→ Short problem:
Each entry below should be echoed exactly, with pictures omitted.

→ Collected data entries:
□ □ □ □
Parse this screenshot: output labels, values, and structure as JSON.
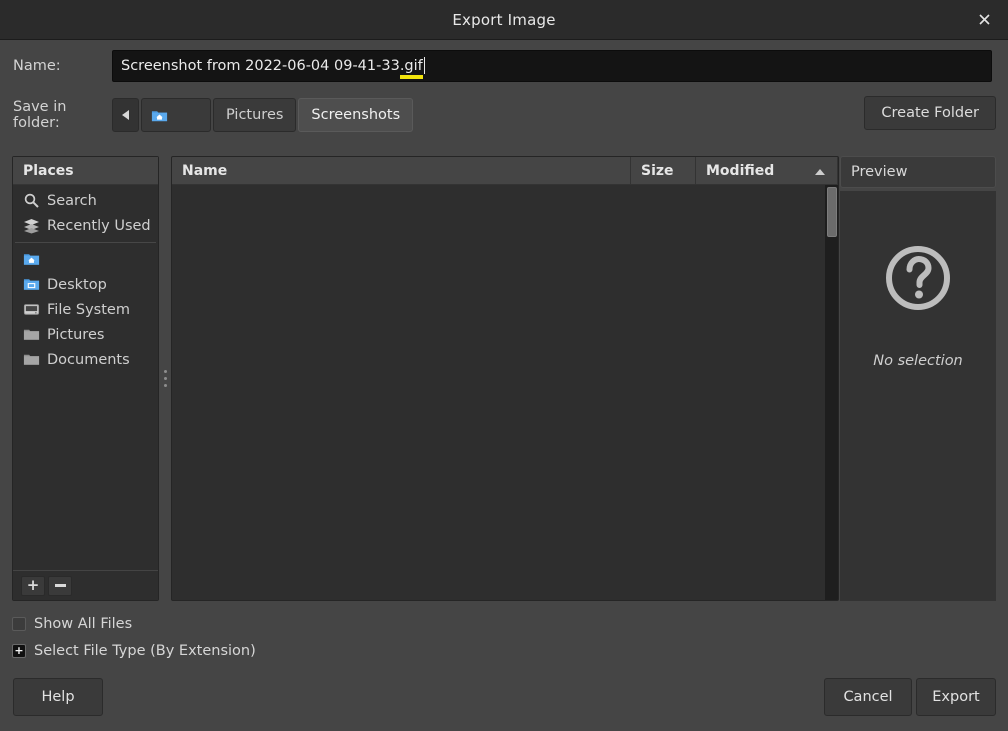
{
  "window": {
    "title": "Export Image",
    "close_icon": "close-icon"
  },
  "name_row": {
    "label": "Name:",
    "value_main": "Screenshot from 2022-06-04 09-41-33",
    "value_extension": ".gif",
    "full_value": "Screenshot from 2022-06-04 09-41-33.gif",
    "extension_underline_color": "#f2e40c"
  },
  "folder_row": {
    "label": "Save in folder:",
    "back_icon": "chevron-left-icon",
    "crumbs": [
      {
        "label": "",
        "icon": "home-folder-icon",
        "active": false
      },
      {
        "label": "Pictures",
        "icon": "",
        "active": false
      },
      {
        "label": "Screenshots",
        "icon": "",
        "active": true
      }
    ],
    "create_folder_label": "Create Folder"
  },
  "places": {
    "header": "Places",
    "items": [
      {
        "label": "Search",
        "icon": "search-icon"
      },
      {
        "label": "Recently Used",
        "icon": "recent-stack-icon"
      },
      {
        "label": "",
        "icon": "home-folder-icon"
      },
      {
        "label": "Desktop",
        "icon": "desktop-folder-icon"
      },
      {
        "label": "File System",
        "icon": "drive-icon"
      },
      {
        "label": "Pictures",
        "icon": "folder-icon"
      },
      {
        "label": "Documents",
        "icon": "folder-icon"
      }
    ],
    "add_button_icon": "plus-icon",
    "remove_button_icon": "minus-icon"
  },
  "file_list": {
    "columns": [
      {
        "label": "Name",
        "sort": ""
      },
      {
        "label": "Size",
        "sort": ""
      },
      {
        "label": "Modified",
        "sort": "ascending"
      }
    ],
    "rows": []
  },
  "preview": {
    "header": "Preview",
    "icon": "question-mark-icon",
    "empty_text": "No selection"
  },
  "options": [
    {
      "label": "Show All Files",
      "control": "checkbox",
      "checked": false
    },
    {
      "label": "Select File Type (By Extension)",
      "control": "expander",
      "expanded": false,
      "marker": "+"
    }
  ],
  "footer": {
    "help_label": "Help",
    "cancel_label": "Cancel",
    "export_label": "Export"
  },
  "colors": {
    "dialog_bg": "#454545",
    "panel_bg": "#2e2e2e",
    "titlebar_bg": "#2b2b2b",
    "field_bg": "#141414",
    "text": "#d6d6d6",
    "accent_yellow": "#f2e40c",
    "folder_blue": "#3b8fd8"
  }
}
□ □ □ □
→ Task result:
Parse this screenshot: output labels, values, and structure as JSON.
{
  "window": {
    "title": "Export Image",
    "close_icon": "close-icon"
  },
  "name_row": {
    "label": "Name:",
    "value_main": "Screenshot from 2022-06-04 09-41-33",
    "value_extension": ".gif",
    "full_value": "Screenshot from 2022-06-04 09-41-33.gif",
    "extension_underline_color": "#f2e40c"
  },
  "folder_row": {
    "label": "Save in folder:",
    "back_icon": "chevron-left-icon",
    "crumbs": [
      {
        "label": "",
        "icon": "home-folder-icon",
        "active": false
      },
      {
        "label": "Pictures",
        "icon": "",
        "active": false
      },
      {
        "label": "Screenshots",
        "icon": "",
        "active": true
      }
    ],
    "create_folder_label": "Create Folder"
  },
  "places": {
    "header": "Places",
    "items": [
      {
        "label": "Search",
        "icon": "search-icon"
      },
      {
        "label": "Recently Used",
        "icon": "recent-stack-icon"
      },
      {
        "label": "",
        "icon": "home-folder-icon"
      },
      {
        "label": "Desktop",
        "icon": "desktop-folder-icon"
      },
      {
        "label": "File System",
        "icon": "drive-icon"
      },
      {
        "label": "Pictures",
        "icon": "folder-icon"
      },
      {
        "label": "Documents",
        "icon": "folder-icon"
      }
    ],
    "add_button_icon": "plus-icon",
    "remove_button_icon": "minus-icon"
  },
  "file_list": {
    "columns": [
      {
        "label": "Name",
        "sort": ""
      },
      {
        "label": "Size",
        "sort": ""
      },
      {
        "label": "Modified",
        "sort": "ascending"
      }
    ],
    "rows": []
  },
  "preview": {
    "header": "Preview",
    "icon": "question-mark-icon",
    "empty_text": "No selection"
  },
  "options": [
    {
      "label": "Show All Files",
      "control": "checkbox",
      "checked": false
    },
    {
      "label": "Select File Type (By Extension)",
      "control": "expander",
      "expanded": false,
      "marker": "+"
    }
  ],
  "footer": {
    "help_label": "Help",
    "cancel_label": "Cancel",
    "export_label": "Export"
  },
  "colors": {
    "dialog_bg": "#454545",
    "panel_bg": "#2e2e2e",
    "titlebar_bg": "#2b2b2b",
    "field_bg": "#141414",
    "text": "#d6d6d6",
    "accent_yellow": "#f2e40c",
    "folder_blue": "#3b8fd8"
  }
}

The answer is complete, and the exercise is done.